Copy out the complete listing, word for word.
===== Data for this exercise =====
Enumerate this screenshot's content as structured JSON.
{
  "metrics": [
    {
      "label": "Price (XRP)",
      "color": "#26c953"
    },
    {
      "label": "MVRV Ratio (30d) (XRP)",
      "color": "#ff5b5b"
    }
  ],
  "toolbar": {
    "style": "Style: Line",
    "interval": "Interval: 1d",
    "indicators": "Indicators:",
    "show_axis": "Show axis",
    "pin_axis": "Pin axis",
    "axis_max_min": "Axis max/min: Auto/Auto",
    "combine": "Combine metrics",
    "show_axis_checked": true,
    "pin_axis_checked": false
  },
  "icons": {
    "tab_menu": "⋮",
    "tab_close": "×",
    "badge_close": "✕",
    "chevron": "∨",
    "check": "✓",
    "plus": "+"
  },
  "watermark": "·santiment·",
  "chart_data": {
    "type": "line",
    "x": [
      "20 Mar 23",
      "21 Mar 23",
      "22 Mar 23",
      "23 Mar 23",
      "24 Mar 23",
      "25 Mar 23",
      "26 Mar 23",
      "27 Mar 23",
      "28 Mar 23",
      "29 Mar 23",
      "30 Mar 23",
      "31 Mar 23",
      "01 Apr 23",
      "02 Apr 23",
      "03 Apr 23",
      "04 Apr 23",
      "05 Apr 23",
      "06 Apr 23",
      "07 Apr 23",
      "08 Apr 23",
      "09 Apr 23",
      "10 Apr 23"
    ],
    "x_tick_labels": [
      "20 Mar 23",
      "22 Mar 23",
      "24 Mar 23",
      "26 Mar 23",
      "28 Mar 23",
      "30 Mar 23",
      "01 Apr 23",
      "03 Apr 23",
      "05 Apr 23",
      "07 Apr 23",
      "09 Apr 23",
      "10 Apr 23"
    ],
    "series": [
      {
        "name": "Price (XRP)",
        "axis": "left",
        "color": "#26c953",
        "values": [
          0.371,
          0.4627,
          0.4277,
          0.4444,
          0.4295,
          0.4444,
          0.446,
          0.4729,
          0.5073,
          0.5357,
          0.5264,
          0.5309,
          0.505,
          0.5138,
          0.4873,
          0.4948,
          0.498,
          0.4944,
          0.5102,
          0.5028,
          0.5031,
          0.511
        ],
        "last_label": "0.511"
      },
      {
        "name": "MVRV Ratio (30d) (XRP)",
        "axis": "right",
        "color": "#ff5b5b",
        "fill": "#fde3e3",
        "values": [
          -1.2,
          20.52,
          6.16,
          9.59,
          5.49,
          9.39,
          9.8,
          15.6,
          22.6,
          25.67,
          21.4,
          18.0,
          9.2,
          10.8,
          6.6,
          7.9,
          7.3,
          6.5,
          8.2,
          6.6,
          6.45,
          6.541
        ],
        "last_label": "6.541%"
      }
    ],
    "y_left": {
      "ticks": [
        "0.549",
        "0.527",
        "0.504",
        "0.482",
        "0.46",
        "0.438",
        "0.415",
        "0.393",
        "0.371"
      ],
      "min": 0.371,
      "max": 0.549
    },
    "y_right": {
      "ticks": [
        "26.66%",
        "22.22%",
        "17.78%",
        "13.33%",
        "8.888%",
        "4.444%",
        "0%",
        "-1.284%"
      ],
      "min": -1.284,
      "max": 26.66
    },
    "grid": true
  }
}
=====
• [Answer to the exercise]
Enumerate this screenshot's content as structured JSON.
{
  "metrics": [
    {
      "label": "Price (XRP)",
      "color": "#26c953"
    },
    {
      "label": "MVRV Ratio (30d) (XRP)",
      "color": "#ff5b5b"
    }
  ],
  "toolbar": {
    "style": "Style: Line",
    "interval": "Interval: 1d",
    "indicators": "Indicators:",
    "show_axis": "Show axis",
    "pin_axis": "Pin axis",
    "axis_max_min": "Axis max/min: Auto/Auto",
    "combine": "Combine metrics",
    "show_axis_checked": true,
    "pin_axis_checked": false
  },
  "icons": {
    "tab_menu": "⋮",
    "tab_close": "×",
    "badge_close": "✕",
    "chevron": "∨",
    "check": "✓",
    "plus": "+"
  },
  "watermark": "·santiment·",
  "chart_data": {
    "type": "line",
    "x": [
      "20 Mar 23",
      "21 Mar 23",
      "22 Mar 23",
      "23 Mar 23",
      "24 Mar 23",
      "25 Mar 23",
      "26 Mar 23",
      "27 Mar 23",
      "28 Mar 23",
      "29 Mar 23",
      "30 Mar 23",
      "31 Mar 23",
      "01 Apr 23",
      "02 Apr 23",
      "03 Apr 23",
      "04 Apr 23",
      "05 Apr 23",
      "06 Apr 23",
      "07 Apr 23",
      "08 Apr 23",
      "09 Apr 23",
      "10 Apr 23"
    ],
    "x_tick_labels": [
      "20 Mar 23",
      "22 Mar 23",
      "24 Mar 23",
      "26 Mar 23",
      "28 Mar 23",
      "30 Mar 23",
      "01 Apr 23",
      "03 Apr 23",
      "05 Apr 23",
      "07 Apr 23",
      "09 Apr 23",
      "10 Apr 23"
    ],
    "series": [
      {
        "name": "Price (XRP)",
        "axis": "left",
        "color": "#26c953",
        "values": [
          0.371,
          0.4627,
          0.4277,
          0.4444,
          0.4295,
          0.4444,
          0.446,
          0.4729,
          0.5073,
          0.5357,
          0.5264,
          0.5309,
          0.505,
          0.5138,
          0.4873,
          0.4948,
          0.498,
          0.4944,
          0.5102,
          0.5028,
          0.5031,
          0.511
        ],
        "last_label": "0.511"
      },
      {
        "name": "MVRV Ratio (30d) (XRP)",
        "axis": "right",
        "color": "#ff5b5b",
        "fill": "#fde3e3",
        "values": [
          -1.2,
          20.52,
          6.16,
          9.59,
          5.49,
          9.39,
          9.8,
          15.6,
          22.6,
          25.67,
          21.4,
          18.0,
          9.2,
          10.8,
          6.6,
          7.9,
          7.3,
          6.5,
          8.2,
          6.6,
          6.45,
          6.541
        ],
        "last_label": "6.541%"
      }
    ],
    "y_left": {
      "ticks": [
        "0.549",
        "0.527",
        "0.504",
        "0.482",
        "0.46",
        "0.438",
        "0.415",
        "0.393",
        "0.371"
      ],
      "min": 0.371,
      "max": 0.549
    },
    "y_right": {
      "ticks": [
        "26.66%",
        "22.22%",
        "17.78%",
        "13.33%",
        "8.888%",
        "4.444%",
        "0%",
        "-1.284%"
      ],
      "min": -1.284,
      "max": 26.66
    },
    "grid": true
  }
}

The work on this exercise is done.